## MATERIAL PROVIDED:

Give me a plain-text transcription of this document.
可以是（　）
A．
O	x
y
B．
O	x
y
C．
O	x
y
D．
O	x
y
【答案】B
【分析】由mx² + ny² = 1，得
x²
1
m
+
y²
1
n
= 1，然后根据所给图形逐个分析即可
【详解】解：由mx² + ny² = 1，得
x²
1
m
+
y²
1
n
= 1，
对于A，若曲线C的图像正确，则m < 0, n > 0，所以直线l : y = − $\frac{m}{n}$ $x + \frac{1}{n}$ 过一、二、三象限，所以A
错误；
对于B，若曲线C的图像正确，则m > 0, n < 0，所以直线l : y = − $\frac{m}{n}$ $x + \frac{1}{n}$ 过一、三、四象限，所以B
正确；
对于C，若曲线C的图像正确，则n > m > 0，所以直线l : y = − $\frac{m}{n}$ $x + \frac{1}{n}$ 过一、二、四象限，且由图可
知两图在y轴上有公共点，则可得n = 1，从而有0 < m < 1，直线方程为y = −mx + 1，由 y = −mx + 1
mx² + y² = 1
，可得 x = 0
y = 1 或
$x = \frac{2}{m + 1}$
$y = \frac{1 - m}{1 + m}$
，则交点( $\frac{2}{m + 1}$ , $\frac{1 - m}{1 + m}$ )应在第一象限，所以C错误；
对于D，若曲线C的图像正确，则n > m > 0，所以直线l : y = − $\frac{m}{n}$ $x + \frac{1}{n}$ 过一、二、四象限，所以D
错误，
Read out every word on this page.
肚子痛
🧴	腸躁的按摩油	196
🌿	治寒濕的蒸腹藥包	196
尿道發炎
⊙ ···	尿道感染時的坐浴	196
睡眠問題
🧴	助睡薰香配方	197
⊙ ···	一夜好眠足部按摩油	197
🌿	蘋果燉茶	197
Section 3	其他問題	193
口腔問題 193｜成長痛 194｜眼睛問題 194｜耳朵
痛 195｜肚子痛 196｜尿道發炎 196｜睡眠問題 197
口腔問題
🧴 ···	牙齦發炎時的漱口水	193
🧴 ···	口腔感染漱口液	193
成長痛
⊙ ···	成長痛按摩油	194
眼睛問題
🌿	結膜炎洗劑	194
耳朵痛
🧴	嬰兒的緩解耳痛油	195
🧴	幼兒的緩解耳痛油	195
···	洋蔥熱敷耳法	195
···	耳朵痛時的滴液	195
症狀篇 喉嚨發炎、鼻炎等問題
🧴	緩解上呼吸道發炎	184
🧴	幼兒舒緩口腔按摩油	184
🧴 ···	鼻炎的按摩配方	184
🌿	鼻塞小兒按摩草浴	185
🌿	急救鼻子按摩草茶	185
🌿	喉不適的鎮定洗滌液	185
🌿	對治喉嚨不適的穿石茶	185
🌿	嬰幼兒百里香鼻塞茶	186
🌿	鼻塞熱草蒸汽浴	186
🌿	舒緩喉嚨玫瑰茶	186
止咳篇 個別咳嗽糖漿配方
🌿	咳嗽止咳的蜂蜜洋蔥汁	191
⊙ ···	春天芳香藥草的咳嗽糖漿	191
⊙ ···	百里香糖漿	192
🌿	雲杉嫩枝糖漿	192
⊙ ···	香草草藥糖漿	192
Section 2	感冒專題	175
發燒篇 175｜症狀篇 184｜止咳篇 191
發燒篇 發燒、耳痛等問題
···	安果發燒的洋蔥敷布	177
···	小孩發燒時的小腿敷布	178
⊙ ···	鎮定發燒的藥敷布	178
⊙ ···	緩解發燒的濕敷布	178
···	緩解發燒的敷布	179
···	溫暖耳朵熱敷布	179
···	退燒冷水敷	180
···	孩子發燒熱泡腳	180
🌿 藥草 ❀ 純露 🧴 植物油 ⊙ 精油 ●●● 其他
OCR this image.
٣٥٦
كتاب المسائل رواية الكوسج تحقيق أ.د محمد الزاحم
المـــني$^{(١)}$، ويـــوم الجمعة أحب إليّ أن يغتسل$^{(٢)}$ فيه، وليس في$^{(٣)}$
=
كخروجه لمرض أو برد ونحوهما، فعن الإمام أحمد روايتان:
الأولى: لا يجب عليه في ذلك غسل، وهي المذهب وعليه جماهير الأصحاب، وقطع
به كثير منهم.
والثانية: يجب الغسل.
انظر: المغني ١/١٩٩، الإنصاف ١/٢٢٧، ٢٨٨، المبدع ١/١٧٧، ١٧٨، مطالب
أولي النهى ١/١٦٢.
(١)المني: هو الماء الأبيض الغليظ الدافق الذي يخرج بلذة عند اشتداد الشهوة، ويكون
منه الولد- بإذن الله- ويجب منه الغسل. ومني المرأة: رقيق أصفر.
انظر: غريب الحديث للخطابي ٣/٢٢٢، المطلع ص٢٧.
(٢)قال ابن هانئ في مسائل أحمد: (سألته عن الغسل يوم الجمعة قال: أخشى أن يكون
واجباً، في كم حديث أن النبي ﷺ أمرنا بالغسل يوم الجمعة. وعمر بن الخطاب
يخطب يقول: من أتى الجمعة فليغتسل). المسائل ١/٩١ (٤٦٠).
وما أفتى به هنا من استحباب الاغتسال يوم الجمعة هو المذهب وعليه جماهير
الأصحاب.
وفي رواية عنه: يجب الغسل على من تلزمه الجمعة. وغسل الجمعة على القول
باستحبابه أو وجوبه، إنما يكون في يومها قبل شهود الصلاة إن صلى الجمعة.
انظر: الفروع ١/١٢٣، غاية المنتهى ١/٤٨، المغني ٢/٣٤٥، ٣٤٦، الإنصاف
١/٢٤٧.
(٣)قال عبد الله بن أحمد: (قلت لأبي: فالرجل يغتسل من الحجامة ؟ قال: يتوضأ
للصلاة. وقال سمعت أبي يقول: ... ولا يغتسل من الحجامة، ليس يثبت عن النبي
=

## TO BE DONE:
Each line above must be printed exactly as it appears.

## THE COMPLETED TASK:
Give me a plain-text transcription of this document.
可以是（　）
A．
O	x
y
B．
O	x
y
C．
O	x
y
D．
O	x
y
【答案】B
【分析】由mx² + ny² = 1，得
x²
1
m
+
y²
1
n
= 1，然后根据所给图形逐个分析即可
【详解】解：由mx² + ny² = 1，得
x²
1
m
+
y²
1
n
= 1，
对于A，若曲线C的图像正确，则m < 0, n > 0，所以直线l : y = − $\frac{m}{n}$ $x + \frac{1}{n}$ 过一、二、三象限，所以A
错误；
对于B，若曲线C的图像正确，则m > 0, n < 0，所以直线l : y = − $\frac{m}{n}$ $x + \frac{1}{n}$ 过一、三、四象限，所以B
正确；
对于C，若曲线C的图像正确，则n > m > 0，所以直线l : y = − $\frac{m}{n}$ $x + \frac{1}{n}$ 过一、二、四象限，且由图可
知两图在y轴上有公共点，则可得n = 1，从而有0 < m < 1，直线方程为y = −mx + 1，由 y = −mx + 1
mx² + y² = 1
，可得 x = 0
y = 1 或
$x = \frac{2}{m + 1}$
$y = \frac{1 - m}{1 + m}$
，则交点( $\frac{2}{m + 1}$ , $\frac{1 - m}{1 + m}$ )应在第一象限，所以C错误；
对于D，若曲线C的图像正确，则n > m > 0，所以直线l : y = − $\frac{m}{n}$ $x + \frac{1}{n}$ 过一、二、四象限，所以D
错误，
Read out every word on this page.
肚子痛
🧴	腸躁的按摩油	196
🌿	治寒濕的蒸腹藥包	196
尿道發炎
⊙ ···	尿道感染時的坐浴	196
睡眠問題
🧴	助睡薰香配方	197
⊙ ···	一夜好眠足部按摩油	197
🌿	蘋果燉茶	197
Section 3	其他問題	193
口腔問題 193｜成長痛 194｜眼睛問題 194｜耳朵
痛 195｜肚子痛 196｜尿道發炎 196｜睡眠問題 197
口腔問題
🧴 ···	牙齦發炎時的漱口水	193
🧴 ···	口腔感染漱口液	193
成長痛
⊙ ···	成長痛按摩油	194
眼睛問題
🌿	結膜炎洗劑	194
耳朵痛
🧴	嬰兒的緩解耳痛油	195
🧴	幼兒的緩解耳痛油	195
···	洋蔥熱敷耳法	195
···	耳朵痛時的滴液	195
症狀篇 喉嚨發炎、鼻炎等問題
🧴	緩解上呼吸道發炎	184
🧴	幼兒舒緩口腔按摩油	184
🧴 ···	鼻炎的按摩配方	184
🌿	鼻塞小兒按摩草浴	185
🌿	急救鼻子按摩草茶	185
🌿	喉不適的鎮定洗滌液	185
🌿	對治喉嚨不適的穿石茶	185
🌿	嬰幼兒百里香鼻塞茶	186
🌿	鼻塞熱草蒸汽浴	186
🌿	舒緩喉嚨玫瑰茶	186
止咳篇 個別咳嗽糖漿配方
🌿	咳嗽止咳的蜂蜜洋蔥汁	191
⊙ ···	春天芳香藥草的咳嗽糖漿	191
⊙ ···	百里香糖漿	192
🌿	雲杉嫩枝糖漿	192
⊙ ···	香草草藥糖漿	192
Section 2	感冒專題	175
發燒篇 175｜症狀篇 184｜止咳篇 191
發燒篇 發燒、耳痛等問題
···	安果發燒的洋蔥敷布	177
···	小孩發燒時的小腿敷布	178
⊙ ···	鎮定發燒的藥敷布	178
⊙ ···	緩解發燒的濕敷布	178
···	緩解發燒的敷布	179
···	溫暖耳朵熱敷布	179
···	退燒冷水敷	180
···	孩子發燒熱泡腳	180
🌿 藥草 ❀ 純露 🧴 植物油 ⊙ 精油 ●●● 其他
OCR this image.
٣٥٦
كتاب المسائل رواية الكوسج تحقيق أ.د محمد الزاحم
المـــني$^{(١)}$، ويـــوم الجمعة أحب إليّ أن يغتسل$^{(٢)}$ فيه، وليس في$^{(٣)}$
=
كخروجه لمرض أو برد ونحوهما، فعن الإمام أحمد روايتان:
الأولى: لا يجب عليه في ذلك غسل، وهي المذهب وعليه جماهير الأصحاب، وقطع
به كثير منهم.
والثانية: يجب الغسل.
انظر: المغني ١/١٩٩، الإنصاف ١/٢٢٧، ٢٨٨، المبدع ١/١٧٧، ١٧٨، مطالب
أولي النهى ١/١٦٢.
(١)المني: هو الماء الأبيض الغليظ الدافق الذي يخرج بلذة عند اشتداد الشهوة، ويكون
منه الولد- بإذن الله- ويجب منه الغسل. ومني المرأة: رقيق أصفر.
انظر: غريب الحديث للخطابي ٣/٢٢٢، المطلع ص٢٧.
(٢)قال ابن هانئ في مسائل أحمد: (سألته عن الغسل يوم الجمعة قال: أخشى أن يكون
واجباً، في كم حديث أن النبي ﷺ أمرنا بالغسل يوم الجمعة. وعمر بن الخطاب
يخطب يقول: من أتى الجمعة فليغتسل). المسائل ١/٩١ (٤٦٠).
وما أفتى به هنا من استحباب الاغتسال يوم الجمعة هو المذهب وعليه جماهير
الأصحاب.
وفي رواية عنه: يجب الغسل على من تلزمه الجمعة. وغسل الجمعة على القول
باستحبابه أو وجوبه، إنما يكون في يومها قبل شهود الصلاة إن صلى الجمعة.
انظر: الفروع ١/١٢٣، غاية المنتهى ١/٤٨، المغني ٢/٣٤٥، ٣٤٦، الإنصاف
١/٢٤٧.
(٣)قال عبد الله بن أحمد: (قلت لأبي: فالرجل يغتسل من الحجامة ؟ قال: يتوضأ
للصلاة. وقال سمعت أبي يقول: ... ولا يغتسل من الحجامة، ليس يثبت عن النبي
=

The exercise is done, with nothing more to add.